▶ [Aim]:
Check every line below for the word "benefits" and copy the ones that have it.

Excerpt from a dataset:
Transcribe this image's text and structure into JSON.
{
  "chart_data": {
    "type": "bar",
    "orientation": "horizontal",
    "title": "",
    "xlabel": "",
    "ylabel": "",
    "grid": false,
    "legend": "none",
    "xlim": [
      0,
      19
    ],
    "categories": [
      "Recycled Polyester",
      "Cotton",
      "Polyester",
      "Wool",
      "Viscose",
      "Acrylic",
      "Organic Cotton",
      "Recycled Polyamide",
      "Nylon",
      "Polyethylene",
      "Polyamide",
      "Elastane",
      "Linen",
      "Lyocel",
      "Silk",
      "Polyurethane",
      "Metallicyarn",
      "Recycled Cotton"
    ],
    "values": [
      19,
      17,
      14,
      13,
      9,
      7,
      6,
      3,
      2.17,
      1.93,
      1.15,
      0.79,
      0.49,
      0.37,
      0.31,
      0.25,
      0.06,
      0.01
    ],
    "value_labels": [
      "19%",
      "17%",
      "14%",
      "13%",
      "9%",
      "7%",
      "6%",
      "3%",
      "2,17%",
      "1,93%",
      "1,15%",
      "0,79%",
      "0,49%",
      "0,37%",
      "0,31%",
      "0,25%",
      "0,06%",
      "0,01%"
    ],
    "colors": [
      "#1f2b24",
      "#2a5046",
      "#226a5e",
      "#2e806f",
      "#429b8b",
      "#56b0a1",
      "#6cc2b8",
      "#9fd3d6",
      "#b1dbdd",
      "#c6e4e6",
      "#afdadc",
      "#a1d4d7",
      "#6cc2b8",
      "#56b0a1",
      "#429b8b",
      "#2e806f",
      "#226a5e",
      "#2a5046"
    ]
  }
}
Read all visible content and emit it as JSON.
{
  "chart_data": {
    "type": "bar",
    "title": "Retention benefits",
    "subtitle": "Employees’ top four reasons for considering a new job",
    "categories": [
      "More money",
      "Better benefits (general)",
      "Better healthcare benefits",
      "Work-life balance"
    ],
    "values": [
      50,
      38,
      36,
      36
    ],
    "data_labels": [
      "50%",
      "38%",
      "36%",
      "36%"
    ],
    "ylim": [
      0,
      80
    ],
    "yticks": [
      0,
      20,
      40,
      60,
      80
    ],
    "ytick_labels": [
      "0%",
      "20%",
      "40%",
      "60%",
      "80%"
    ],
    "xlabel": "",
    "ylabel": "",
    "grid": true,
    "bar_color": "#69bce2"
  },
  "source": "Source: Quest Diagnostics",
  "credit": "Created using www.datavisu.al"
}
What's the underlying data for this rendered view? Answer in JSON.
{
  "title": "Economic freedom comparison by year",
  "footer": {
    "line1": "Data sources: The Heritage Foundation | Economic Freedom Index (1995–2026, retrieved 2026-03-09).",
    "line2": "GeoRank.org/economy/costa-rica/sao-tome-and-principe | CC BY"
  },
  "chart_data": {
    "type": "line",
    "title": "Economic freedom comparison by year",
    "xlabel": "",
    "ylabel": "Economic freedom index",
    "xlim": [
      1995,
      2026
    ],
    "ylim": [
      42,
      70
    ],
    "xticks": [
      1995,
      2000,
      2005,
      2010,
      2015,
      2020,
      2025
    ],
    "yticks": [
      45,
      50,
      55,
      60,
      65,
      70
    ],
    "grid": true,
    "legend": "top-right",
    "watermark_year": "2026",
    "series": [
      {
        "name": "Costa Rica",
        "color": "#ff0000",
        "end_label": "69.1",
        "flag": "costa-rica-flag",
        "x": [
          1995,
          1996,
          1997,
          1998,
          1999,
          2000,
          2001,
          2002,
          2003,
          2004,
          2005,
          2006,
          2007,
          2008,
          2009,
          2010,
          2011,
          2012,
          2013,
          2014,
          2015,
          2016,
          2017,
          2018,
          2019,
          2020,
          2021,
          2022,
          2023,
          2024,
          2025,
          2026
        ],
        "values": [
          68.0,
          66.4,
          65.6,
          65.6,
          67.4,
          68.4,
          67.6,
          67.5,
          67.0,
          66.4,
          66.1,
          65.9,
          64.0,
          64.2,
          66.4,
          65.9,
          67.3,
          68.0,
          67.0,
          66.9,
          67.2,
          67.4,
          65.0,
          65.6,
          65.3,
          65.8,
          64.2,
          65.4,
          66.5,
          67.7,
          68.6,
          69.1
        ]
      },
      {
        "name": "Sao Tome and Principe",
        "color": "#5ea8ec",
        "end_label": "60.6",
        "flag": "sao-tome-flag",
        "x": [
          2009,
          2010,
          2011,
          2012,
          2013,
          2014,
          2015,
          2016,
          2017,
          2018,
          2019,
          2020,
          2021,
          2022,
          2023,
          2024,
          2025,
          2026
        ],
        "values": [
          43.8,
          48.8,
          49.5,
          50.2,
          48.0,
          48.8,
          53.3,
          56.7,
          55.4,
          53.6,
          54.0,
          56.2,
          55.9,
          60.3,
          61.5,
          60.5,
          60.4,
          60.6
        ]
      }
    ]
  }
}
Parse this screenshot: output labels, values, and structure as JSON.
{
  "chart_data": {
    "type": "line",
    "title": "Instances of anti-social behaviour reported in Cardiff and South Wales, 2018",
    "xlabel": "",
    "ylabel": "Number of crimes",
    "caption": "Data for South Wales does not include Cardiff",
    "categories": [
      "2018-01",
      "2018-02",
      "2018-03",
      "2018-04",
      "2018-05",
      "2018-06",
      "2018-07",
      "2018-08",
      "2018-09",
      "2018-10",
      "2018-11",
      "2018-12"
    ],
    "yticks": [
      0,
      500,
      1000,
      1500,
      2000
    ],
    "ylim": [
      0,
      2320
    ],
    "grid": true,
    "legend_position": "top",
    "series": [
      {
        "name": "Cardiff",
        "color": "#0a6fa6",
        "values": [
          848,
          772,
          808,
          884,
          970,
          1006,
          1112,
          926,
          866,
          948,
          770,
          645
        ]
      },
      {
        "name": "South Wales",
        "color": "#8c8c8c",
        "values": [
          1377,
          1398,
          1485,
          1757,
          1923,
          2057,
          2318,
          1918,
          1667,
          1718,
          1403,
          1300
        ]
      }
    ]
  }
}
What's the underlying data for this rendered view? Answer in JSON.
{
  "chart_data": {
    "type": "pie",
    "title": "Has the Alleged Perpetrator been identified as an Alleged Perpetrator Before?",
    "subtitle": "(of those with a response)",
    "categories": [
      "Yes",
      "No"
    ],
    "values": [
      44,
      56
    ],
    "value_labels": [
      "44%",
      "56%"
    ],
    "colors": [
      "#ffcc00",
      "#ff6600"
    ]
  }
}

▶ [Problem solution]:
    "title": "Retention benefits",
      "Better benefits (general)",
      "Better healthcare benefits",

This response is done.